▶ What you will do
Read through the entries below and return each line with the word "внутренним".

▶ Records supplied
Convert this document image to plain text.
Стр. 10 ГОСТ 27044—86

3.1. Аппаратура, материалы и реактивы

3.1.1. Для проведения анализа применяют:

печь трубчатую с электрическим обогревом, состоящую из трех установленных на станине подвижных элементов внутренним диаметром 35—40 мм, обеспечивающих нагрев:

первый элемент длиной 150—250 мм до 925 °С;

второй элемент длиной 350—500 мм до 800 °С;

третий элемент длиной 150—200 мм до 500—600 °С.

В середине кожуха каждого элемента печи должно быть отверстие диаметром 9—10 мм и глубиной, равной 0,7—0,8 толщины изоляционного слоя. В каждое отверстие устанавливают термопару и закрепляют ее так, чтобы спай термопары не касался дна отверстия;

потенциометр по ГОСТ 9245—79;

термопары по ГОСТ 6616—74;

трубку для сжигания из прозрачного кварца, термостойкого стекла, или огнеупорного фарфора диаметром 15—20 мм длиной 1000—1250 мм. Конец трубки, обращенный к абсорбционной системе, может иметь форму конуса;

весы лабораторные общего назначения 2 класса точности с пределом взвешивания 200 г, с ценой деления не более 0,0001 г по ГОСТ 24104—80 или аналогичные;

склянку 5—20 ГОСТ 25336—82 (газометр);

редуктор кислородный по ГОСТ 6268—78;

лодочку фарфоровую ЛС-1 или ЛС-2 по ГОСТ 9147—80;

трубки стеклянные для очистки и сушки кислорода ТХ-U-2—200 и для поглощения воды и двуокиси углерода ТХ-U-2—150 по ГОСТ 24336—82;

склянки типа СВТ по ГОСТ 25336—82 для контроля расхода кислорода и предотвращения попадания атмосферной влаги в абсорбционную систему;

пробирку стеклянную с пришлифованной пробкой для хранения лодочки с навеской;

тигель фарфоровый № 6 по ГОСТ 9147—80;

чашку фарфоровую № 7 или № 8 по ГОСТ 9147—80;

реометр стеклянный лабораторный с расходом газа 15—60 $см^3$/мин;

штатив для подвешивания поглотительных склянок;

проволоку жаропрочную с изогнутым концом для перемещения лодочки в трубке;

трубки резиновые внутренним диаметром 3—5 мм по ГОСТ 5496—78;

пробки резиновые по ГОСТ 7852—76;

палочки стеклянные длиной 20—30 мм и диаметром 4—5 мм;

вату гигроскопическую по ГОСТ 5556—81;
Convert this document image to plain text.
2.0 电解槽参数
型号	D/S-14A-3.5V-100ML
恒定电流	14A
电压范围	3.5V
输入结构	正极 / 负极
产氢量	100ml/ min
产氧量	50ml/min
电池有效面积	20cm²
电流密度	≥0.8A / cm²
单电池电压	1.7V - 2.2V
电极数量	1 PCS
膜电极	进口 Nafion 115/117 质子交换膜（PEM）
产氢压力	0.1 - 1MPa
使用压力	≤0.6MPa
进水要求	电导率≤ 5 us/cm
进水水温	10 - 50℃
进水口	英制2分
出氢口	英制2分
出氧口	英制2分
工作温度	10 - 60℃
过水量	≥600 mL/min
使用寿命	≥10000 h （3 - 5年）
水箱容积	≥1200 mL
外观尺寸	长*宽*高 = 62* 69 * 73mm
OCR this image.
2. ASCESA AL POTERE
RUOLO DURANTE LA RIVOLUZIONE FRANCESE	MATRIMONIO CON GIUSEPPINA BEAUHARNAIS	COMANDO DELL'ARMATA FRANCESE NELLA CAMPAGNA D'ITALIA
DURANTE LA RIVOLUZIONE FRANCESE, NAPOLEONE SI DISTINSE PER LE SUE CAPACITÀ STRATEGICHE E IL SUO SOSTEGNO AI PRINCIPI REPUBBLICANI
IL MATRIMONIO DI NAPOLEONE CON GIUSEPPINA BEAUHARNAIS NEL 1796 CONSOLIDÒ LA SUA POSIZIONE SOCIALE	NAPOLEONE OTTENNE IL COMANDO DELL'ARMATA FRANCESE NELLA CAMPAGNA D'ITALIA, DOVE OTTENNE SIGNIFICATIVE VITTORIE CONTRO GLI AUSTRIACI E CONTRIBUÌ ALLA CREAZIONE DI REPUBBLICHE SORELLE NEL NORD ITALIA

▶ Result
печь трубчатую с электрическим обогревом, состоящую из трех установленных на станине подвижных элементов внутренним диаметром 35—40 мм, обеспечивающих нагрев:
трубки резиновые внутренним диаметром 3—5 мм по ГОСТ 5496—78;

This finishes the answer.